Your task is to filter the data below down to the lines holding "this".

****

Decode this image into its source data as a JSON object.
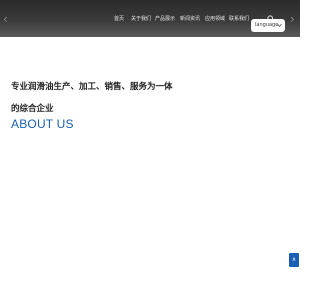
{
  "nav": {
    "items": [
      {
        "label": "首页"
      },
      {
        "label": "关于我们"
      },
      {
        "label": "产品展示"
      },
      {
        "label": "新闻资讯"
      },
      {
        "label": "应用领域"
      },
      {
        "label": "联系我们"
      }
    ],
    "search_icon": "search-icon",
    "language_select": {
      "value": "language",
      "icon": "chevron-down-icon"
    }
  },
  "hero": {
    "prev_arrow": "‹",
    "next_arrow": "›"
  },
  "about": {
    "headline_line1": "专业润滑油生产、加工、销售、服务为一体",
    "headline_line2": "的综合企业",
    "title": "ABOUT US"
  },
  "back_to_top": {
    "label": "∧"
  },
  "colors": {
    "accent": "#1a5fb4",
    "header_bg": "#333333"
  }
}
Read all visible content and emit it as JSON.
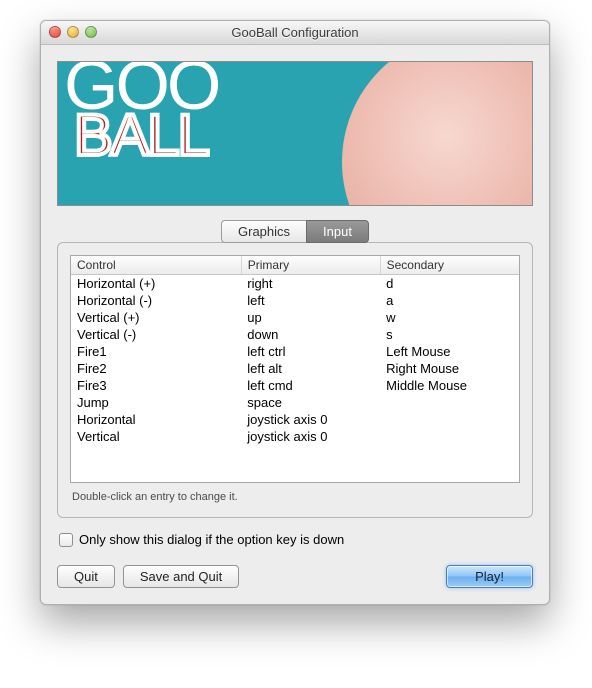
{
  "window": {
    "title": "GooBall Configuration"
  },
  "banner": {
    "line1": "GOO",
    "line2": "BALL"
  },
  "tabs": {
    "graphics": "Graphics",
    "input": "Input",
    "active": "input"
  },
  "table": {
    "headers": {
      "control": "Control",
      "primary": "Primary",
      "secondary": "Secondary"
    },
    "rows": [
      {
        "control": "Horizontal (+)",
        "primary": "right",
        "secondary": "d"
      },
      {
        "control": "Horizontal (-)",
        "primary": "left",
        "secondary": "a"
      },
      {
        "control": "Vertical (+)",
        "primary": "up",
        "secondary": "w"
      },
      {
        "control": "Vertical (-)",
        "primary": "down",
        "secondary": "s"
      },
      {
        "control": "Fire1",
        "primary": "left ctrl",
        "secondary": "Left Mouse"
      },
      {
        "control": "Fire2",
        "primary": "left alt",
        "secondary": "Right Mouse"
      },
      {
        "control": "Fire3",
        "primary": "left cmd",
        "secondary": "Middle Mouse"
      },
      {
        "control": "Jump",
        "primary": "space",
        "secondary": ""
      },
      {
        "control": "Horizontal",
        "primary": "joystick axis 0",
        "secondary": ""
      },
      {
        "control": "Vertical",
        "primary": "joystick axis 0",
        "secondary": ""
      }
    ]
  },
  "hint": "Double-click an entry to change it.",
  "checkbox": {
    "label": "Only show this dialog if the option key is down",
    "checked": false
  },
  "buttons": {
    "quit": "Quit",
    "save_quit": "Save and Quit",
    "play": "Play!"
  }
}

****

> [WRITTEN REPLY]
Decode this image into its source data as a JSON object.
    "label": "Only show this dialog if the option key is down",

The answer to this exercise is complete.